THE REQUEST: Find all the lines with "description" and gather them.

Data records
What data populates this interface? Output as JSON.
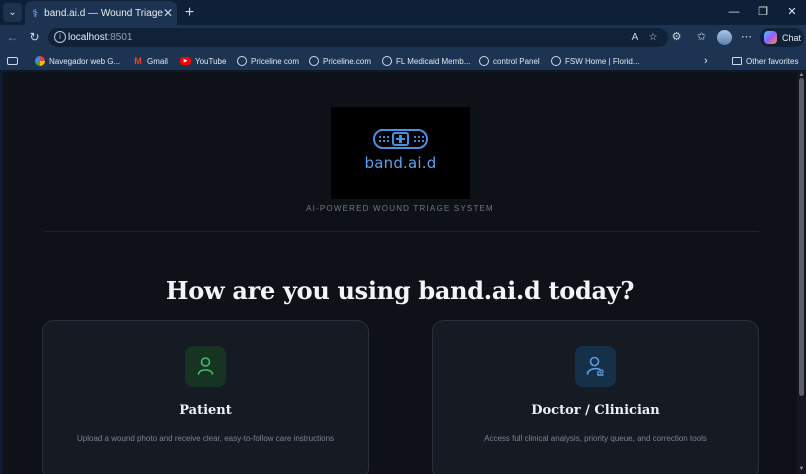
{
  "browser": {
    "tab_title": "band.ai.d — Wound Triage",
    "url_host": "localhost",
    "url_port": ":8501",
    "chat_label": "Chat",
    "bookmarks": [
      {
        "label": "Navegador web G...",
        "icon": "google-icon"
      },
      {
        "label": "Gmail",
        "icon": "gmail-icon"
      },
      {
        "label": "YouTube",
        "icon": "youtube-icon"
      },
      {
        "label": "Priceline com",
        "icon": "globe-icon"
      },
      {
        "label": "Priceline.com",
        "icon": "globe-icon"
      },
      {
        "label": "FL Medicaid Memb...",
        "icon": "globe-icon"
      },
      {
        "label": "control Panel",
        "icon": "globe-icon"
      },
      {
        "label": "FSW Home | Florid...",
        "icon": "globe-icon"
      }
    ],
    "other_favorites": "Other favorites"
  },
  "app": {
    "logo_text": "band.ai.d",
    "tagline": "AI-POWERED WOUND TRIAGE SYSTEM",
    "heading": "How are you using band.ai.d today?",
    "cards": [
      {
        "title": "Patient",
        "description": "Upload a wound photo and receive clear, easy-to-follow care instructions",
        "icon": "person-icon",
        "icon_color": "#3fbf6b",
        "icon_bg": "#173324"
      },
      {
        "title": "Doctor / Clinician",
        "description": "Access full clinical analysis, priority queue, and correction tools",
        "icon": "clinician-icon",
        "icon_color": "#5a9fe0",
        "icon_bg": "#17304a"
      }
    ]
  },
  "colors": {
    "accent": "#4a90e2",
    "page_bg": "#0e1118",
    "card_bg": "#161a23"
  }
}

SOLVED EXERCISE:
        "description": "Upload a wound photo and receive clear, easy-to-follow care instructions",
        "description": "Access full clinical analysis, priority queue, and correction tools",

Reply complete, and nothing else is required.